- **Provided passage**:
=======

So it looks like from Justen Deal’s website that he’s essentially going to be fired in absentia by Kaiser. My assumption is that he knew this was going to happen all along, and was essentially preparing the way for some kind of entry into politics and/or law career. Kaiser too seems to yet again be getting unnecessarily gummed up about the whole thing—for example according to Deal having people from the insurer side handle the case, rather than from the medical group which he works for.
I don’t know much about employment law, but I do know that California is an “at-will” state, which means that you can fire anyone for basically any reason. It’s obvious from Halvorson’s reaction, let alone the exasperated comments from Permanente’s Andy Wiesenthal on THCB, that they had no further interest in communicating with Deal after he went public, and didn’t want him around. So I don’t see why that didn’t happen straight away. Making up a (fake?) policy about “not abusing the email system” is basically a waste of time.
Deal seems to be appealing to a base of supporters within KP in order to “right” the ship. But if there really is malfeasance and/or an Enron-type meltdown going on within KP over HealthConnect–as opposed to normal teething problems from a huge IT installation (which as you know I suspect to be very, very unlikely) –the best route would be to go to those people who do oversee non-profits. That is regulators and the politicians who supervise them.

=======

[Source data]
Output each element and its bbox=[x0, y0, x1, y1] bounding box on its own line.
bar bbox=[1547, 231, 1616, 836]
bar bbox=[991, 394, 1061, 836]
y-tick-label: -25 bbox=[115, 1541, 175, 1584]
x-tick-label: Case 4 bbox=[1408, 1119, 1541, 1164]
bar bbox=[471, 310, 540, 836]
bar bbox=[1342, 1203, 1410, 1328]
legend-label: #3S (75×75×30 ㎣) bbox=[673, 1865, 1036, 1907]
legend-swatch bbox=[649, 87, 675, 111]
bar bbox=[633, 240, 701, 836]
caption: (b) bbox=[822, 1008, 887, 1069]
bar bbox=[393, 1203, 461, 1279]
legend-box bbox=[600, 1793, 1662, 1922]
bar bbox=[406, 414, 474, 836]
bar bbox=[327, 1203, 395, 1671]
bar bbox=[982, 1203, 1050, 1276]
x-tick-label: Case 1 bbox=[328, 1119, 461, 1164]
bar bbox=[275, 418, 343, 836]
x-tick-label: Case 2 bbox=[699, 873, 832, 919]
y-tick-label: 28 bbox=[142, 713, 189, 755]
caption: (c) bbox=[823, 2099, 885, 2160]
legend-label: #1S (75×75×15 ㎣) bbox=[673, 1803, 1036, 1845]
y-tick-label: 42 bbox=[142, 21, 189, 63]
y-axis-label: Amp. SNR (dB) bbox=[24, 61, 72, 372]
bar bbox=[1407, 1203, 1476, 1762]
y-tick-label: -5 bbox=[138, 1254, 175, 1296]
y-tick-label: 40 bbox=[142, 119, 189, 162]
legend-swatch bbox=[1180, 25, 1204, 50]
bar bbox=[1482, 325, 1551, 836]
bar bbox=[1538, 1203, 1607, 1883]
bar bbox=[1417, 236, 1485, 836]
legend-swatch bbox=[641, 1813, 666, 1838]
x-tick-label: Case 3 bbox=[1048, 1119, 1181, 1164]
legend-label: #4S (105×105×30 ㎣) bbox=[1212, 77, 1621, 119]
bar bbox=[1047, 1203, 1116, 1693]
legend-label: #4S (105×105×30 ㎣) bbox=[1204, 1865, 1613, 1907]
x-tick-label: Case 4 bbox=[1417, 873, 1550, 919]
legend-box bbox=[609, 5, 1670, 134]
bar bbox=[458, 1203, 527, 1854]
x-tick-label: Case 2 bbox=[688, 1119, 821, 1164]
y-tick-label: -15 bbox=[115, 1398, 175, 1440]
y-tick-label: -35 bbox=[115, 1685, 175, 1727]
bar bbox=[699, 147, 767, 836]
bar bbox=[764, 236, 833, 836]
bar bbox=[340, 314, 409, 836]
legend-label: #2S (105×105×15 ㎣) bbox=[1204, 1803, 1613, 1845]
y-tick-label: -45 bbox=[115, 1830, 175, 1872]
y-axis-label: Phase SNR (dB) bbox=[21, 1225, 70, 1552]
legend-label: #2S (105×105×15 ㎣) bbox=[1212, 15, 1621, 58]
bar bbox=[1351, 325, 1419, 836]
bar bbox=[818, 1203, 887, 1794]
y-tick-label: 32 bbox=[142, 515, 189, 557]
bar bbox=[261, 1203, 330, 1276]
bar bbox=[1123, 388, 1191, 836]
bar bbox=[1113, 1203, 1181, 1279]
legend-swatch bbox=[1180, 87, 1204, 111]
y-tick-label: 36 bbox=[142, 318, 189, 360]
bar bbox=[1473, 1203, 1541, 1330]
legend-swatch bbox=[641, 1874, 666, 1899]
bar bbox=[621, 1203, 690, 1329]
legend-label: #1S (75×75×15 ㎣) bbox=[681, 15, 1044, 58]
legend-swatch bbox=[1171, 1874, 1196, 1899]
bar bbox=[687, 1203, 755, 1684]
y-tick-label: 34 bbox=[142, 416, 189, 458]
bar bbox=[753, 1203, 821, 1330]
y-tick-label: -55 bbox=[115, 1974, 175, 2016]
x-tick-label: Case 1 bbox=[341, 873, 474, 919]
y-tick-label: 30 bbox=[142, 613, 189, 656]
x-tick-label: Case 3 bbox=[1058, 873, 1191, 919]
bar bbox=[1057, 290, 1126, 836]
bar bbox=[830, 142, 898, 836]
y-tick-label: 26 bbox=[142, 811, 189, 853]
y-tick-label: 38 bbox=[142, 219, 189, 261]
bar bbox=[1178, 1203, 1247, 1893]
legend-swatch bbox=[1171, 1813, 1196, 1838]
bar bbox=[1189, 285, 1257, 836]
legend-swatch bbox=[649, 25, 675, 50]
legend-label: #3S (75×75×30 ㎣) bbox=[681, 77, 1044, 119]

=======

- **Tasks to carry out**:
a: Reproduce the passage of the post about Justen Deal and Kaiser between "Deal seems to" and "who supervise them.", inclusive.
b: Take the post about Justen Deal and Kaiser further, picking up after its final sentence.

- **Responses to the tasks**:
a:
Deal seems to be appealing to a base of supporters within KP in order to “right” the ship. But if there really is malfeasance and/or an Enron-type meltdown going on within KP over HealthConnect–as opposed to normal teething problems from a huge IT installation (which as you know I suspect to be very, very unlikely) –the best route would be to go to those people who do oversee non-profits. That is regulators and the politicians who supervise them.

b:
Given the various issues that Kaiser is having with the State DMHC over other aspects of its behavior , I suspect that Deal must be involved in some protracted discussions with local politicians. After all if there really is financial mismanagement going within KP, then Chuck Grassley is interested in this type of thing, as is Pete Stark.
If on the other hand, Deal is not pursuing those options, then I’m a little curious as to what this whole thing has been about. As an appeal to the massed ranks of KP employees about HealthConnect might seem appropriate if it was a worker’s collective, but it’s hardly likely to sway the board. Unless of course there’s something going on in the works that we can’t see.